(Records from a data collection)
* begin *
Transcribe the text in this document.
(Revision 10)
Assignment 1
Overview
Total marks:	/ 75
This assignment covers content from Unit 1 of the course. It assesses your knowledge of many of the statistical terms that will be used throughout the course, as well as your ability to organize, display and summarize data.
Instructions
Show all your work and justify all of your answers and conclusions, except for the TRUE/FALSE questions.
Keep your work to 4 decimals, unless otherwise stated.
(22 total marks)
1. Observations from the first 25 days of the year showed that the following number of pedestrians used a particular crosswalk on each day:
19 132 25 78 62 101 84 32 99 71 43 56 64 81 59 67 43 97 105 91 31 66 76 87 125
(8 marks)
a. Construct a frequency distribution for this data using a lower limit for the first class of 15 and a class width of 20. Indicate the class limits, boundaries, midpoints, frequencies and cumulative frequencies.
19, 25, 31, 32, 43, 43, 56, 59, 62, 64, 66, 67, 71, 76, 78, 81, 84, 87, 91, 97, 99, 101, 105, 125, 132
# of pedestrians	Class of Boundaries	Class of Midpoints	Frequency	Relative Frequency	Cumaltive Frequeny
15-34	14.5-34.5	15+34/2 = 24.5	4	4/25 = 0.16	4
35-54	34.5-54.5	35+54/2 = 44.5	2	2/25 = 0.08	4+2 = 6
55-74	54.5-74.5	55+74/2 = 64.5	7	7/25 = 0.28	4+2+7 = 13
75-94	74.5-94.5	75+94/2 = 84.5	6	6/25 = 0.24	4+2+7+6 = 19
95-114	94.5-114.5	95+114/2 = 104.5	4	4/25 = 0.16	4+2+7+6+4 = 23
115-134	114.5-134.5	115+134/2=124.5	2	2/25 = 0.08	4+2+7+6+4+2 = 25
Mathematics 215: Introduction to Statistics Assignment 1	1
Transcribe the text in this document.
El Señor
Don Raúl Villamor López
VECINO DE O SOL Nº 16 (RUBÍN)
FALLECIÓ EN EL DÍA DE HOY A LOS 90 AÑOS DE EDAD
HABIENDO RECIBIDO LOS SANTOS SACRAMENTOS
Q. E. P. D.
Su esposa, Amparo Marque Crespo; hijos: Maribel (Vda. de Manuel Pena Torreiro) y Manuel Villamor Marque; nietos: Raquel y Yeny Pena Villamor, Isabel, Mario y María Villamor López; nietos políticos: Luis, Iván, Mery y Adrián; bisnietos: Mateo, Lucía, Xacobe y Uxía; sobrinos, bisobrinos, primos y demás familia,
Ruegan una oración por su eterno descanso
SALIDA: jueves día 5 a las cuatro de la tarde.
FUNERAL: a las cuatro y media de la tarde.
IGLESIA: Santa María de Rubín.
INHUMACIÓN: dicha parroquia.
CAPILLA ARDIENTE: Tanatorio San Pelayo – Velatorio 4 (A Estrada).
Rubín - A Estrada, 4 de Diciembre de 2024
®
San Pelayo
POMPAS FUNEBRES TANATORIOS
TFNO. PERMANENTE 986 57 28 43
* end *
● What you should do:
Reproduce all the data word for word.

● Task result:
Transcribe the text in this document.
(Revision 10)
Assignment 1
Overview
Total marks:	/ 75
This assignment covers content from Unit 1 of the course. It assesses your knowledge of many of the statistical terms that will be used throughout the course, as well as your ability to organize, display and summarize data.
Instructions
Show all your work and justify all of your answers and conclusions, except for the TRUE/FALSE questions.
Keep your work to 4 decimals, unless otherwise stated.
(22 total marks)
1. Observations from the first 25 days of the year showed that the following number of pedestrians used a particular crosswalk on each day:
19 132 25 78 62 101 84 32 99 71 43 56 64 81 59 67 43 97 105 91 31 66 76 87 125
(8 marks)
a. Construct a frequency distribution for this data using a lower limit for the first class of 15 and a class width of 20. Indicate the class limits, boundaries, midpoints, frequencies and cumulative frequencies.
19, 25, 31, 32, 43, 43, 56, 59, 62, 64, 66, 67, 71, 76, 78, 81, 84, 87, 91, 97, 99, 101, 105, 125, 132
# of pedestrians	Class of Boundaries	Class of Midpoints	Frequency	Relative Frequency	Cumaltive Frequeny
15-34	14.5-34.5	15+34/2 = 24.5	4	4/25 = 0.16	4
35-54	34.5-54.5	35+54/2 = 44.5	2	2/25 = 0.08	4+2 = 6
55-74	54.5-74.5	55+74/2 = 64.5	7	7/25 = 0.28	4+2+7 = 13
75-94	74.5-94.5	75+94/2 = 84.5	6	6/25 = 0.24	4+2+7+6 = 19
95-114	94.5-114.5	95+114/2 = 104.5	4	4/25 = 0.16	4+2+7+6+4 = 23
115-134	114.5-134.5	115+134/2=124.5	2	2/25 = 0.08	4+2+7+6+4+2 = 25
Mathematics 215: Introduction to Statistics Assignment 1	1
Transcribe the text in this document.
El Señor
Don Raúl Villamor López
VECINO DE O SOL Nº 16 (RUBÍN)
FALLECIÓ EN EL DÍA DE HOY A LOS 90 AÑOS DE EDAD
HABIENDO RECIBIDO LOS SANTOS SACRAMENTOS
Q. E. P. D.
Su esposa, Amparo Marque Crespo; hijos: Maribel (Vda. de Manuel Pena Torreiro) y Manuel Villamor Marque; nietos: Raquel y Yeny Pena Villamor, Isabel, Mario y María Villamor López; nietos políticos: Luis, Iván, Mery y Adrián; bisnietos: Mateo, Lucía, Xacobe y Uxía; sobrinos, bisobrinos, primos y demás familia,
Ruegan una oración por su eterno descanso
SALIDA: jueves día 5 a las cuatro de la tarde.
FUNERAL: a las cuatro y media de la tarde.
IGLESIA: Santa María de Rubín.
INHUMACIÓN: dicha parroquia.
CAPILLA ARDIENTE: Tanatorio San Pelayo – Velatorio 4 (A Estrada).
Rubín - A Estrada, 4 de Diciembre de 2024
®
San Pelayo
POMPAS FUNEBRES TANATORIOS
TFNO. PERMANENTE 986 57 28 43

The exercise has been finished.